### Task 1
Name every approach listed under the "Solution" heading of the Single Number problem text.
### Task 2
In the Single Number problem text, copy out everything from "Approach 3: Bit" down to "# Code (Python)".

### Document text
+ + +
# 136. Single Number

Given a non-empty array of integers, every element appears twice except for one. Find that single one.

Note:

Your algorithm should have a linear runtime complexity. Could you implement it without using extra memory?

Example 1:

Input: [2,2,1]
Output: 1

Example 2:

Input: [4,1,2,1,2]
Output: 4

# Solution

Approach 1: Hash table.

Approach 2: Math.

Approach 3: Bit manipulation -- a number XOR itself is 0. It's the best solution at O(1) space and O(N) time.

Approach 4: sort the nums then go through the array.

# Code (Python)

Approach 3:

class Solution:
    def singleNumber(self, nums: List[int]) -> int:
        result = 0
        for num in nums:
            result ^= num
        return result

# Code (C++)

Approach 1:

class Solution {
public:
    int singleNumber(vector<int>& nums) {
        unordered_set<int> numsSet;
        for (int i = 0; i < nums.size(); ++i)
+ + +
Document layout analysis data
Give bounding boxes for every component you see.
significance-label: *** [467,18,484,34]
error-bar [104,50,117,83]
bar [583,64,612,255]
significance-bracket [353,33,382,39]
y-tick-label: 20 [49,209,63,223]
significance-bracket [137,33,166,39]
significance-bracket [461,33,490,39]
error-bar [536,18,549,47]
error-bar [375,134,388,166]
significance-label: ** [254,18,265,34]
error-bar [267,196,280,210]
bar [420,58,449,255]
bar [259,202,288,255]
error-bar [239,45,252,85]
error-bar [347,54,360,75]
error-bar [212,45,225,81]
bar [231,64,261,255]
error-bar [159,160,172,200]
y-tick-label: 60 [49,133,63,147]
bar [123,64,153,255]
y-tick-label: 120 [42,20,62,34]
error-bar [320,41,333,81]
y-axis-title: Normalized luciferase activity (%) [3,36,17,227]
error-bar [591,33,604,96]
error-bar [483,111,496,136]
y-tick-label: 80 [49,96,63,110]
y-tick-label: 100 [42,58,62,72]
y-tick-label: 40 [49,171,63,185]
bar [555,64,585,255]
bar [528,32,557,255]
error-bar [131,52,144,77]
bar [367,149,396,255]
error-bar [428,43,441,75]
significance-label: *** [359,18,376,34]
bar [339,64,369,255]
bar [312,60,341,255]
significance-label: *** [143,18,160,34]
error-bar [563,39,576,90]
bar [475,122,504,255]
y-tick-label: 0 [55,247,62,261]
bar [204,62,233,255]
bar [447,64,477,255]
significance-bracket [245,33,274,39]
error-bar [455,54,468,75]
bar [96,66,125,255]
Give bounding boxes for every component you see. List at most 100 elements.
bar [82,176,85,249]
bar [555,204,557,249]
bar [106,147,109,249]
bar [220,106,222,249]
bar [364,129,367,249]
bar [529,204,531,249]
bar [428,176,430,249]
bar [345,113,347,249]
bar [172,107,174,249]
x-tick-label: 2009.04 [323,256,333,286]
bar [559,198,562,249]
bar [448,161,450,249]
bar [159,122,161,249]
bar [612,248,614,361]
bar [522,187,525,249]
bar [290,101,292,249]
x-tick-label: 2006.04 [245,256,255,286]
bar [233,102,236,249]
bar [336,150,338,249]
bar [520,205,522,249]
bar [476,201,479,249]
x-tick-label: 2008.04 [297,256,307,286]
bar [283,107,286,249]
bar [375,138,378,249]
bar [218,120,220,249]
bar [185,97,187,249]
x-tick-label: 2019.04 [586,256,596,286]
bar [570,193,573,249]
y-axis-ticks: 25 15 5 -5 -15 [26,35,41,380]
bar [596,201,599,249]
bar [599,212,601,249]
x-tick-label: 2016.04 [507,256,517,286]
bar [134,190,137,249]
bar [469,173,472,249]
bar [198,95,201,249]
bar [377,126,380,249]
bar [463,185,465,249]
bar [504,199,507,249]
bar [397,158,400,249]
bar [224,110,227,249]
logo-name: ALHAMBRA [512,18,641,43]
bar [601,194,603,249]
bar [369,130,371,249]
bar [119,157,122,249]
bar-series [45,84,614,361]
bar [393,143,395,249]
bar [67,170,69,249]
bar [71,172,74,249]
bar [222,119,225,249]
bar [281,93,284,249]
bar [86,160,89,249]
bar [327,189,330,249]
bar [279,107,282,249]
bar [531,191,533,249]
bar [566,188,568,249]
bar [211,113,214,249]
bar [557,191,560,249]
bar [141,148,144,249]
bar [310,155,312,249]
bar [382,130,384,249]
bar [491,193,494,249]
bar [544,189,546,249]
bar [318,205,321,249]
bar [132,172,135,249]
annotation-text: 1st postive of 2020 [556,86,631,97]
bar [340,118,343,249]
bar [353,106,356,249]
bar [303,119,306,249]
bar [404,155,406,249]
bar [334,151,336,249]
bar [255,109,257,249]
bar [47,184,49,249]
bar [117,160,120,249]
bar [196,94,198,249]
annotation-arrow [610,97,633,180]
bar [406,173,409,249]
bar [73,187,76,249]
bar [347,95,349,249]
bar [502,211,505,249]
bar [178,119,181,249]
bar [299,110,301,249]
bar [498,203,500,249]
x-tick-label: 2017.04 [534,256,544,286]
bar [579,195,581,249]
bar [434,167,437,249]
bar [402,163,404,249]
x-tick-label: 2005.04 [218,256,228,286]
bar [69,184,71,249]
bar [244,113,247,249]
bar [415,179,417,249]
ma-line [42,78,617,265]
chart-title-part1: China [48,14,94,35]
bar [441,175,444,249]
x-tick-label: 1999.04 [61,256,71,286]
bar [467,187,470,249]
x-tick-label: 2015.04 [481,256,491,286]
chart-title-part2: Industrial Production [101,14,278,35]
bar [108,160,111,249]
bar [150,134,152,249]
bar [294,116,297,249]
+ + +
### Exercise result 1
- Hash table
- Math
- Bit manipulation
- Sort the nums then go through the array

### Exercise result 2
Approach 3: Bit manipulation -- a number XOR itself is 0. It's the best solution at O(1) space and O(N) time.

Approach 4: sort the nums then go through the array.

# Code (Python)